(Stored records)
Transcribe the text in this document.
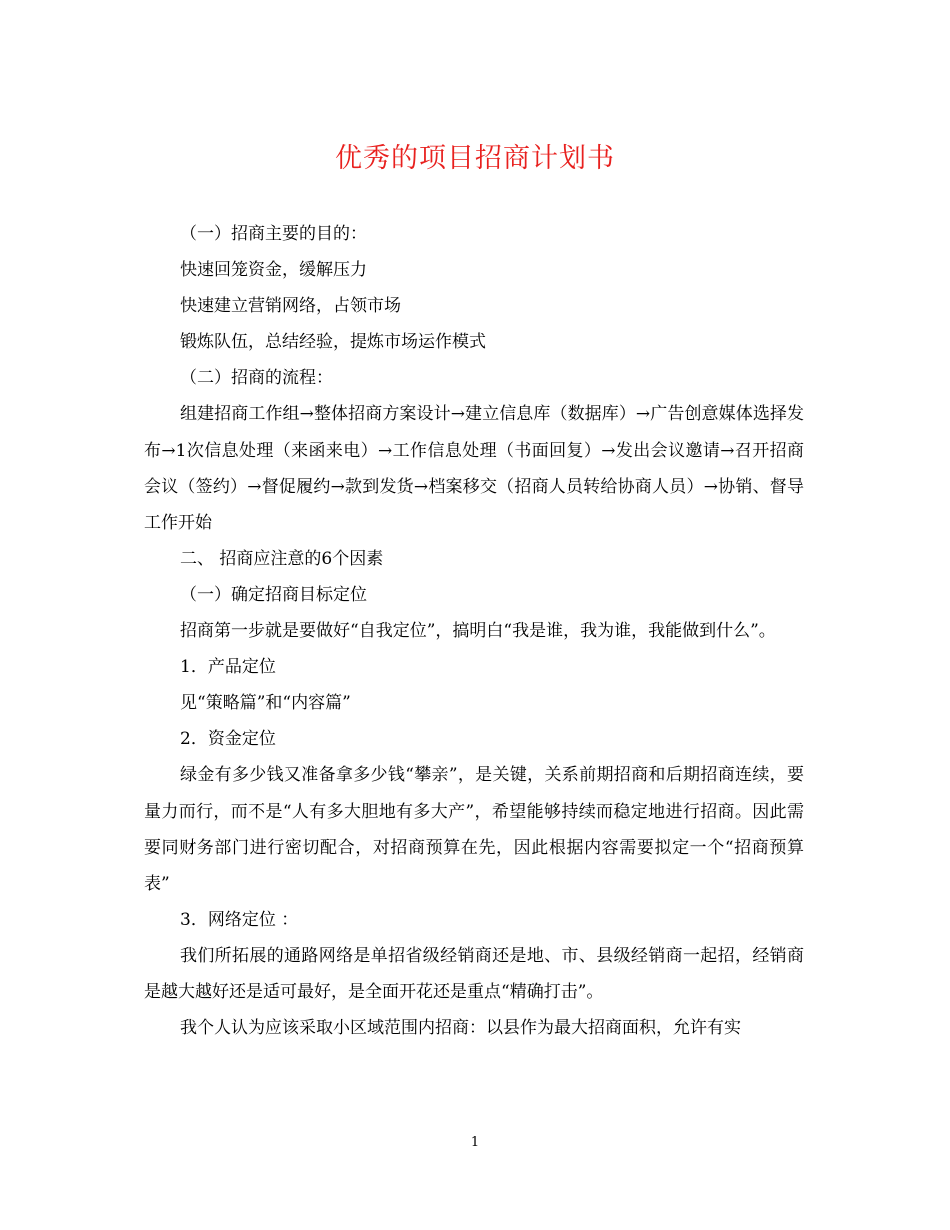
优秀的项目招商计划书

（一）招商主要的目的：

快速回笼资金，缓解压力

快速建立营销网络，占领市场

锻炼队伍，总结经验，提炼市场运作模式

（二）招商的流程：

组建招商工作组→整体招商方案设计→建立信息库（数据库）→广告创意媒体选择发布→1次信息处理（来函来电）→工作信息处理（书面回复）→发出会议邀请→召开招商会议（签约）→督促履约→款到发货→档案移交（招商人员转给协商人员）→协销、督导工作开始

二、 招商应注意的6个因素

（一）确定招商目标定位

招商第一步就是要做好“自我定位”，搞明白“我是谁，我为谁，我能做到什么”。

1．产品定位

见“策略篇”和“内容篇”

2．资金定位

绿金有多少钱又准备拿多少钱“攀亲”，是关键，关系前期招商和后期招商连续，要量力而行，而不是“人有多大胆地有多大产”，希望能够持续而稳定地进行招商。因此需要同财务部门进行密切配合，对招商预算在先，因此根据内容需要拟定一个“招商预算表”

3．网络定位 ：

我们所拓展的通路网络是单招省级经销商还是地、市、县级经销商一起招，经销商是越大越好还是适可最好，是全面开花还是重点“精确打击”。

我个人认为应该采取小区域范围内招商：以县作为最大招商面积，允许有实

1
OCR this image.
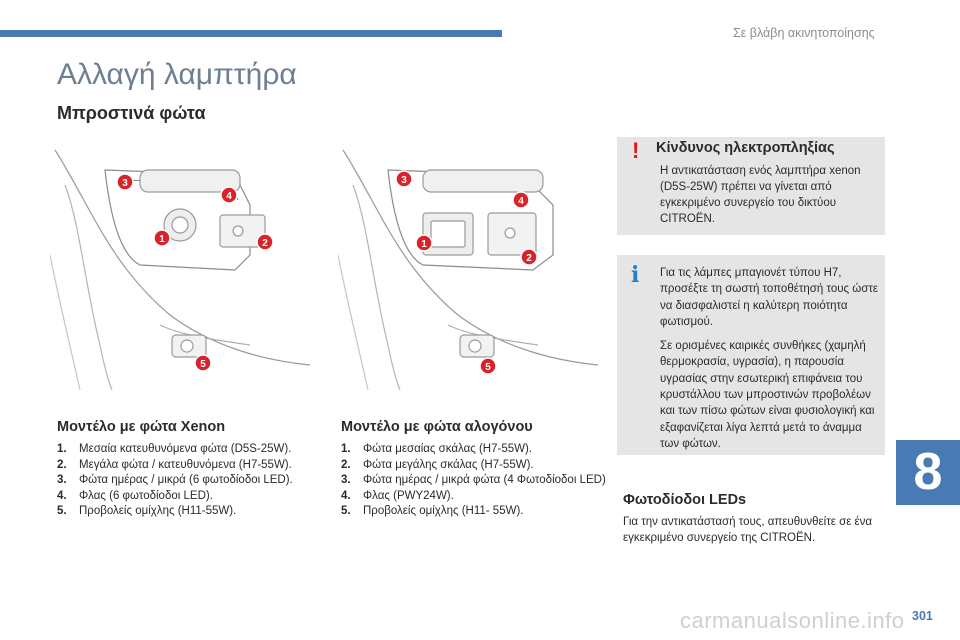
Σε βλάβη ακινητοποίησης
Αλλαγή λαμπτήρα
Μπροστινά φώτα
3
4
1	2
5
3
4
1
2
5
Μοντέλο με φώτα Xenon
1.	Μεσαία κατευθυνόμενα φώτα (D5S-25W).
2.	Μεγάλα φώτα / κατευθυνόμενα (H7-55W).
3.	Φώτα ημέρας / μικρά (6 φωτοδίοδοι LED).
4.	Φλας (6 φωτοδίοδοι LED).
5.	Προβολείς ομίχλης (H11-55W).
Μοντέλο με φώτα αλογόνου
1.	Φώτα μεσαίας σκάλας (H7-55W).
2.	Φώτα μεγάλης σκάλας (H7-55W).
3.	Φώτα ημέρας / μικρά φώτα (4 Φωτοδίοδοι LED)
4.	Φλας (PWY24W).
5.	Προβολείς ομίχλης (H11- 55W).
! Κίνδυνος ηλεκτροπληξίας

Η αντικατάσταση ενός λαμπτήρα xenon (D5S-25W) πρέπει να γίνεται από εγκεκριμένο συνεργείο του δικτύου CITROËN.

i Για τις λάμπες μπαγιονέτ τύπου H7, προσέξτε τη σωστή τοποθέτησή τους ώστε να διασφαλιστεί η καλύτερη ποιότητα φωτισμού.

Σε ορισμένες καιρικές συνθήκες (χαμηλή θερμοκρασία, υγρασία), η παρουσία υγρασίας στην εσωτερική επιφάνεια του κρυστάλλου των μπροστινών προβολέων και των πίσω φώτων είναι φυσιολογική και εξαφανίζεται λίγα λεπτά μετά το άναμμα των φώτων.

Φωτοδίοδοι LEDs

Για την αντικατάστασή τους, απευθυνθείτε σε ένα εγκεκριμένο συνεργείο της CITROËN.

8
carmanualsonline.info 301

==

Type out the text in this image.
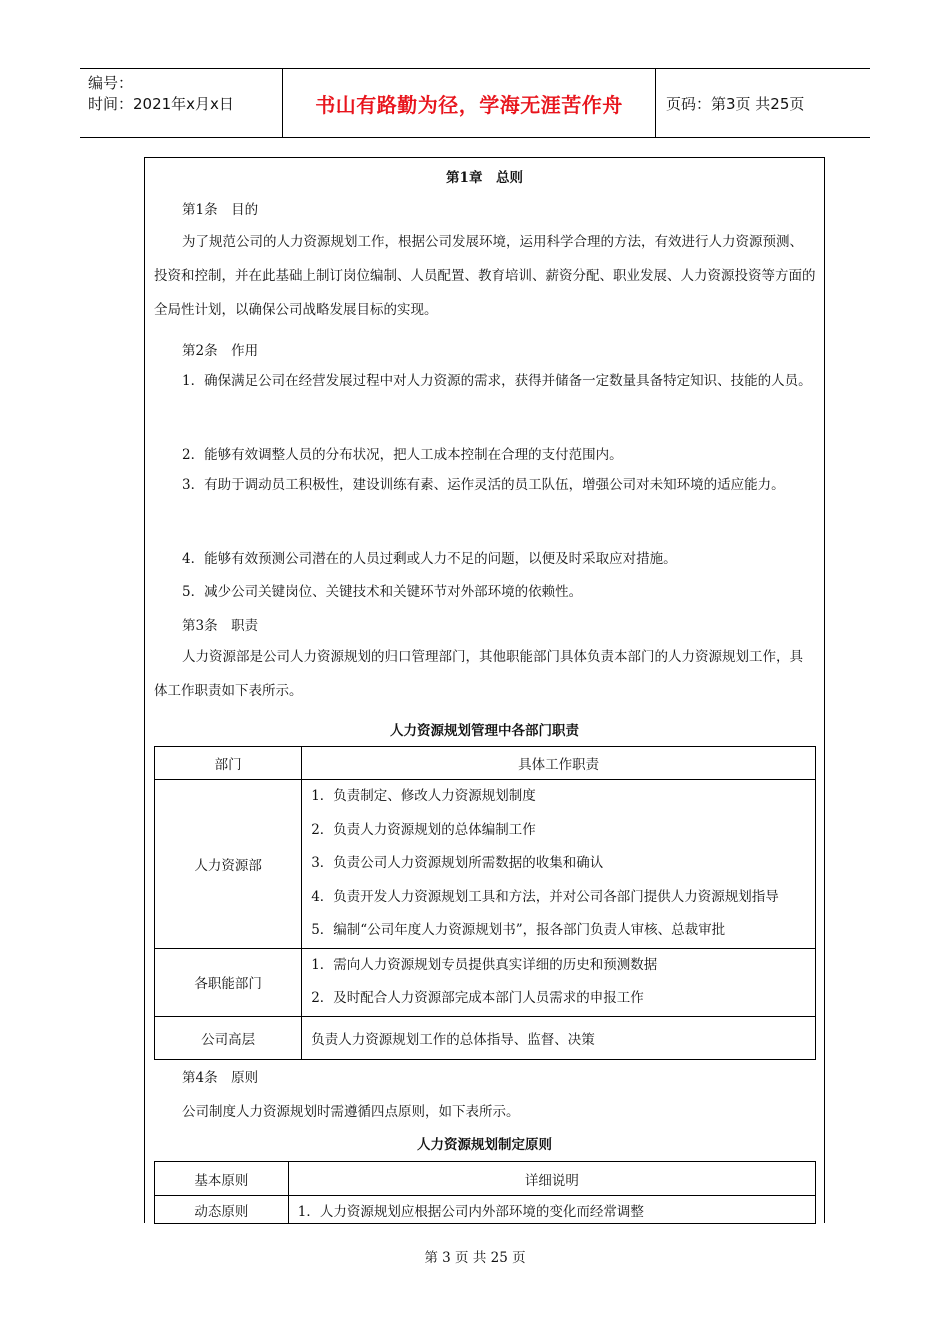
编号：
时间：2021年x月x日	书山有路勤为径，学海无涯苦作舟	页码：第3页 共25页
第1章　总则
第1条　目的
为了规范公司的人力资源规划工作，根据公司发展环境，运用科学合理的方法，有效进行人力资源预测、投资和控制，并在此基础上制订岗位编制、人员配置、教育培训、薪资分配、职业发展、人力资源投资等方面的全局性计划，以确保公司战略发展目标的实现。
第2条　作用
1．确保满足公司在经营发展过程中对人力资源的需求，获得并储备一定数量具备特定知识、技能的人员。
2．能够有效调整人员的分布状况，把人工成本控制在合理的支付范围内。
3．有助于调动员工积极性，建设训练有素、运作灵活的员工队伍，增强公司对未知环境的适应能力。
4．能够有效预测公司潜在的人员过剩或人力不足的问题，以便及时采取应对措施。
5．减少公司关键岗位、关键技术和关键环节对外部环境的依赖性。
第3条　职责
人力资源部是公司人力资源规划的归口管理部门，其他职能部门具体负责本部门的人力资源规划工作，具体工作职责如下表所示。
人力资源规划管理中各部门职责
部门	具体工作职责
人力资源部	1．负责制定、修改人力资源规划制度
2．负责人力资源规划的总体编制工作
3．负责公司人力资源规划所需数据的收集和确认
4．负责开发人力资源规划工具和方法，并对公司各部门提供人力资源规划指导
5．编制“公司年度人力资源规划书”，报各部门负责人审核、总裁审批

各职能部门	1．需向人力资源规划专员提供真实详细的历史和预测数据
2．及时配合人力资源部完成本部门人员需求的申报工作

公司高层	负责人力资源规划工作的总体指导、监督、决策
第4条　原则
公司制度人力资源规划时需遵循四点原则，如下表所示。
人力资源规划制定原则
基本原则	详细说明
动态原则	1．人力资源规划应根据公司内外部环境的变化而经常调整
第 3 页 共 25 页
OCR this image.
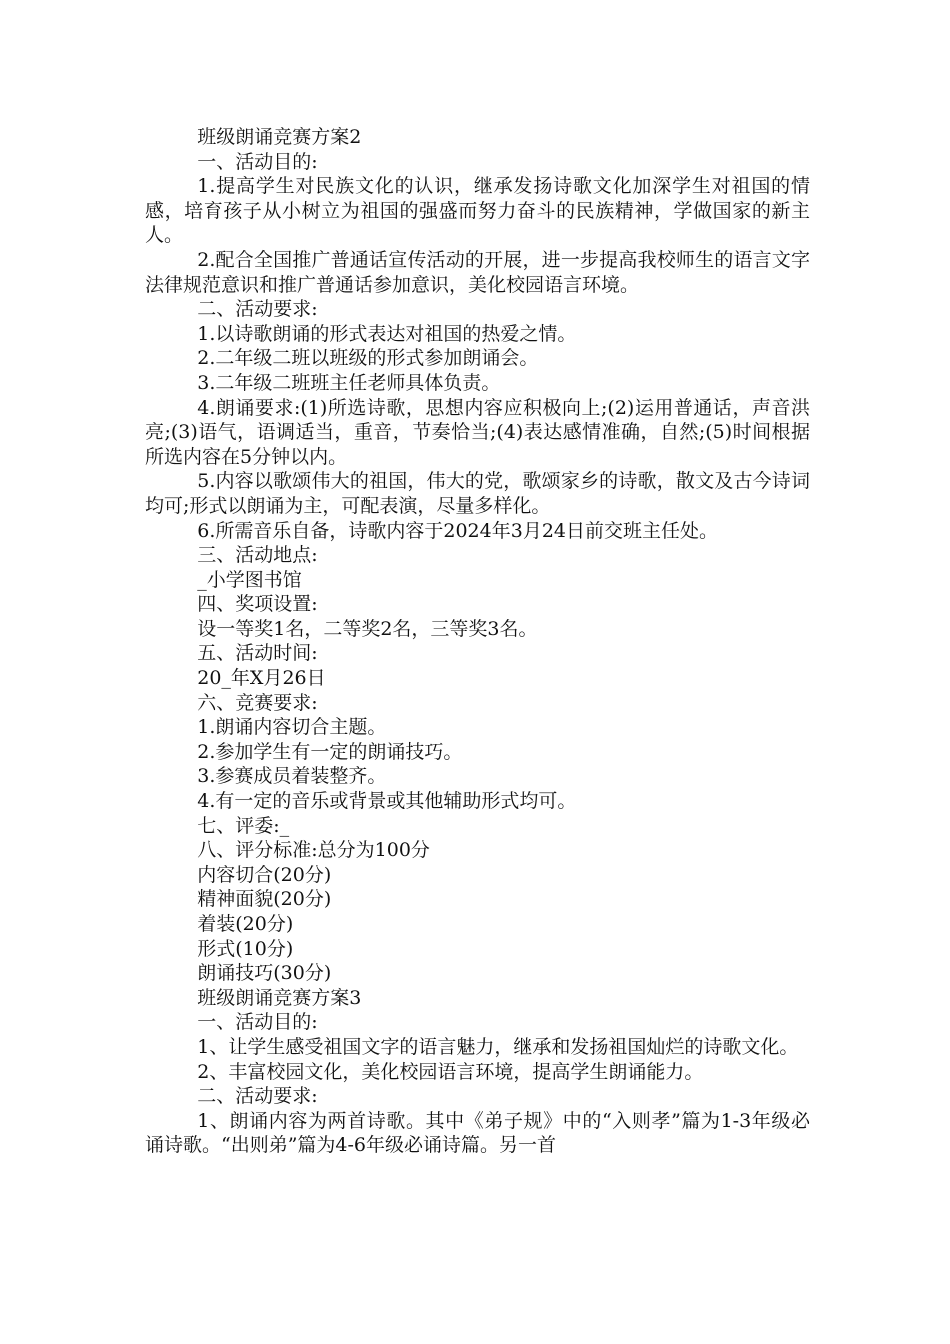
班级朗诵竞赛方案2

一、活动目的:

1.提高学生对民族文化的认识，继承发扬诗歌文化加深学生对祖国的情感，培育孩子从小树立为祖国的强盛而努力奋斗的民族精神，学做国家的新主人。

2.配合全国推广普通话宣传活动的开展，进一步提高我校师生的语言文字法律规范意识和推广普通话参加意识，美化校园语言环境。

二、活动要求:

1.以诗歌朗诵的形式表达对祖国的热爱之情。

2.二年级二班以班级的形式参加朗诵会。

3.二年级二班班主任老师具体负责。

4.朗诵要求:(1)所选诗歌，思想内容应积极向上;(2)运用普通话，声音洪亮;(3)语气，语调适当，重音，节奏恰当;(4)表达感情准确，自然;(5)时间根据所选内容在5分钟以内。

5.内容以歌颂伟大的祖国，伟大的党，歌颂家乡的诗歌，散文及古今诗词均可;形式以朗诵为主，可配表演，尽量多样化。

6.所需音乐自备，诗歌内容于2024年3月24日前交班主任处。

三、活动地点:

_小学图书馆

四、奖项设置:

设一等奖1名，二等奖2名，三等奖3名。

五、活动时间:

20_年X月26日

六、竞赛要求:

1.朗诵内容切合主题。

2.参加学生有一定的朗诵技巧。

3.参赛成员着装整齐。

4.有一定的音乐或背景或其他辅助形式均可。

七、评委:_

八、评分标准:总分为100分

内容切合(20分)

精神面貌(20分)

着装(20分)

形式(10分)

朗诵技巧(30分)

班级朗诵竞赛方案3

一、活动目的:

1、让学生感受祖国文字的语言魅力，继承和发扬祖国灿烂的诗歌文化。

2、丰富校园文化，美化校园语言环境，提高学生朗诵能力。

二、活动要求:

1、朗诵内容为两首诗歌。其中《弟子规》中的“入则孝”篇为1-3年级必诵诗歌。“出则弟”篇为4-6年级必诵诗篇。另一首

* **Work to complete**: Select every line in the material above where the string "CITROËN" occurs, and copy it.

* **Exercise result**:
Η αντικατάσταση ενός λαμπτήρα xenon (D5S-25W) πρέπει να γίνεται από εγκεκριμένο συνεργείο του δικτύου CITROËN.
Για την αντικατάστασή τους, απευθυνθείτε σε ένα εγκεκριμένο συνεργείο της CITROËN.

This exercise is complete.